# WHAT THE TASK REQUIRES
Filter the entries, keeping every line with the word "Большое".

Items from a dataset

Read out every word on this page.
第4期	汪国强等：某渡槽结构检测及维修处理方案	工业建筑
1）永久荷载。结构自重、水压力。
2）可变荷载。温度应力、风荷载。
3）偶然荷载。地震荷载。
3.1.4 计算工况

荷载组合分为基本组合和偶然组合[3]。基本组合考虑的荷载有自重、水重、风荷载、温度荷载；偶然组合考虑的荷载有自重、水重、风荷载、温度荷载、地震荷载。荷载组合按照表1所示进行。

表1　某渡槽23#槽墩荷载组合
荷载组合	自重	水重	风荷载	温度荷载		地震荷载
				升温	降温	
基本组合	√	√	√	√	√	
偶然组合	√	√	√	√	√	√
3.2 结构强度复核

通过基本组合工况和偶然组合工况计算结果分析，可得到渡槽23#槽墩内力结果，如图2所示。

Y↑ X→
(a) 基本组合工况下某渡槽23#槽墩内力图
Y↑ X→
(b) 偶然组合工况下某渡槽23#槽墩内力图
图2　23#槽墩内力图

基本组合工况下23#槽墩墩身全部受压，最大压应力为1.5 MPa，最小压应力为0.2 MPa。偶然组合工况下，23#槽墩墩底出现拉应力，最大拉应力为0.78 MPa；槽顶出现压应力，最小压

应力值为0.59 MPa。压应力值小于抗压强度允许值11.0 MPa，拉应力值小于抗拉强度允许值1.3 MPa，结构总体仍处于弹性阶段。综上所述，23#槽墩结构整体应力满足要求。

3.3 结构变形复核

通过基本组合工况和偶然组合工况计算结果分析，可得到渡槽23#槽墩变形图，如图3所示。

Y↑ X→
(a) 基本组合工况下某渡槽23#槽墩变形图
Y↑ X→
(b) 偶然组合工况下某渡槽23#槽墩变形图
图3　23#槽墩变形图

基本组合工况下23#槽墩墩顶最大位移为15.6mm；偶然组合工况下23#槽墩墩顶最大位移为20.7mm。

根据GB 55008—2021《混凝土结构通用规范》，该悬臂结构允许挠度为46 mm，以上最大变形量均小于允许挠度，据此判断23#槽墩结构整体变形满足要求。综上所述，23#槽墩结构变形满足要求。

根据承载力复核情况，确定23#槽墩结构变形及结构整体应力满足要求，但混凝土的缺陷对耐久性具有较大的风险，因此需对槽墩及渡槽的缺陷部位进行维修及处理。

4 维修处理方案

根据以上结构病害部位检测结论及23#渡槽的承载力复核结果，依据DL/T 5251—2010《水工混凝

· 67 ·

---

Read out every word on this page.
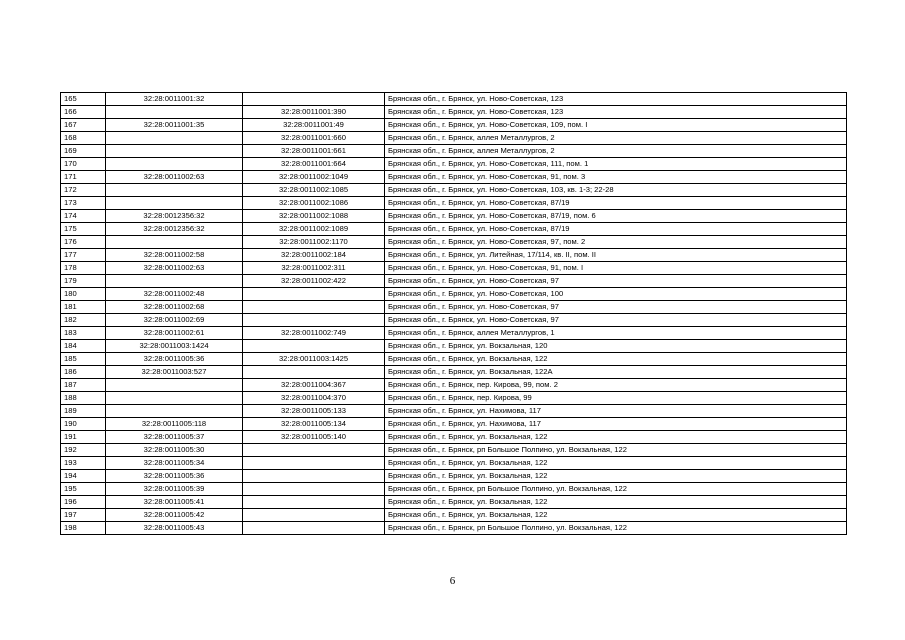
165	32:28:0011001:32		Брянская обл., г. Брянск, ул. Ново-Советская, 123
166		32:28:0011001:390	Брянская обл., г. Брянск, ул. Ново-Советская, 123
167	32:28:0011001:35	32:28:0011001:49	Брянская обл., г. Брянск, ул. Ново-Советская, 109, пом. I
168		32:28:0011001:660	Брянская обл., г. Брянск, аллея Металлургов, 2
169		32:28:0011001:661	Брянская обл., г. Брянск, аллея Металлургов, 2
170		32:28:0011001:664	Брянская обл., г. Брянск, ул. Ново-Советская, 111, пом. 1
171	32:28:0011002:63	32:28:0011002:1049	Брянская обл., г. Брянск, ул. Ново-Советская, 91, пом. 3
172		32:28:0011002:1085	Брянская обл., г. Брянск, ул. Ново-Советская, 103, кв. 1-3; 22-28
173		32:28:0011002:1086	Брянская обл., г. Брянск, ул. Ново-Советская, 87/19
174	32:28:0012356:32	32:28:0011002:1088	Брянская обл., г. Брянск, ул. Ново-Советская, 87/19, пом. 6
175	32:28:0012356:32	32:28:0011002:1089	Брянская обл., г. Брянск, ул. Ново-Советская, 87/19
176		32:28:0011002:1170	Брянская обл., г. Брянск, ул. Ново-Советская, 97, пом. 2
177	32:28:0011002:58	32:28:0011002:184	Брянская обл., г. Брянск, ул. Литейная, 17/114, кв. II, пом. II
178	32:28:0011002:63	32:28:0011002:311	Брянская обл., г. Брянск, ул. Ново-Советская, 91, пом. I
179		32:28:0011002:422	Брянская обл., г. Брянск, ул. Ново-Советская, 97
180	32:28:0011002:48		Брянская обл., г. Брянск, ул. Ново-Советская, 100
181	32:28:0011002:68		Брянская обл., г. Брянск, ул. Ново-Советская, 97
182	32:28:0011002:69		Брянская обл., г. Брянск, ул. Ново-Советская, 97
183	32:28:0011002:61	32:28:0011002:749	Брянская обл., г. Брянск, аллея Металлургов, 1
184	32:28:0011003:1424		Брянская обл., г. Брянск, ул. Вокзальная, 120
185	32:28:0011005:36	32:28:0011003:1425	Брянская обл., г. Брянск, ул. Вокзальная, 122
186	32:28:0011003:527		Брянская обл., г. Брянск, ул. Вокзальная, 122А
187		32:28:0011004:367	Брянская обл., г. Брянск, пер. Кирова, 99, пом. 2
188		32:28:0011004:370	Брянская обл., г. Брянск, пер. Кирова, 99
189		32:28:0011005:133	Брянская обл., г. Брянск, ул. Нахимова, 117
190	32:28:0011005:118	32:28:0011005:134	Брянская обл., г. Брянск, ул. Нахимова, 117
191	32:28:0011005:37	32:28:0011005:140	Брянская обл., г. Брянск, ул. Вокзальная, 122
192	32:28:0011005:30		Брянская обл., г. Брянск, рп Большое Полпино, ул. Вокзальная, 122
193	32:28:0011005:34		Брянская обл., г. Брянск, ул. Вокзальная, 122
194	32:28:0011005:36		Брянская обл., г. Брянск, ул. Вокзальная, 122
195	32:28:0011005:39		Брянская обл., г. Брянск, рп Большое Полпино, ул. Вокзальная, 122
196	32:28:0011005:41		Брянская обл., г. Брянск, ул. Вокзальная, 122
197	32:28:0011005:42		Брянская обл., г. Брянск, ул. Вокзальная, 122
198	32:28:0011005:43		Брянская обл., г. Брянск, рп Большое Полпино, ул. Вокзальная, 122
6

# CORRECT ANSWER
192	32:28:0011005:30		Брянская обл., г. Брянск, рп Большое Полпино, ул. Вокзальная, 122
195	32:28:0011005:39		Брянская обл., г. Брянск, рп Большое Полпино, ул. Вокзальная, 122
198	32:28:0011005:43		Брянская обл., г. Брянск, рп Большое Полпино, ул. Вокзальная, 122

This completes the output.